DOCUMENT SECTION:
====
- Interactive map of electoral district boundaries
- State: South Australia
- Created: 1993
- MP: David Wilkins
- Party: Labor
- Namesake: Mary Lee
- Electors: 26,500 (2018)
- Area: 18.9 km^{2} (7.3 sq mi)
- Demographic: Metropolitan
- Coordinates: 34°51′31″S 138°29′56″E﻿ / ﻿34.85861°S 138.49889°E
Electorates around Lee:
| Gulf St Vincent | Port Adelaide | Port Adelaide |
| Gulf St Vincent | Lee | Cheltenham |
| Gulf St Vincent | Colton | West Torrens |

Footnotes
- Electoral District map

= Electoral district of Lee =

South Australian state electoral district

Lee is a single-member electoral district for the South Australian House of Assembly. Named after the women's suffrage campaigner Mary Lee, it is an 18.9 km^{2} suburban electorate on Adelaide's north-western beaches, taking in the suburbs of Grange, Royal Park, Seaton, Semaphore Park, Tennyson, West Lakes, and West Lakes Shore.
====
DATA EXCERPT:
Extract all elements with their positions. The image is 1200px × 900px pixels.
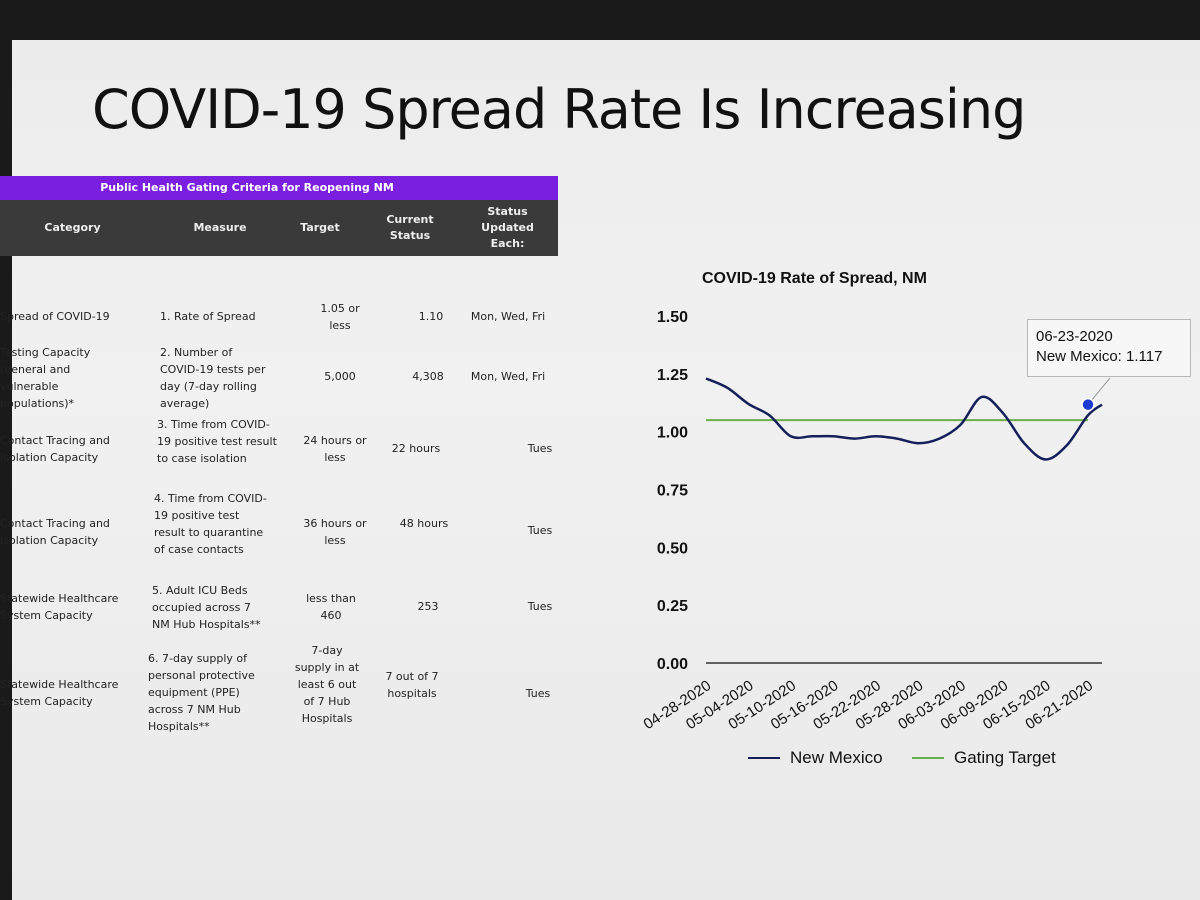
====
According to the electoral district text, who is the electorate of Lee named after?

Mary Lee, a women's suffrage campaigner.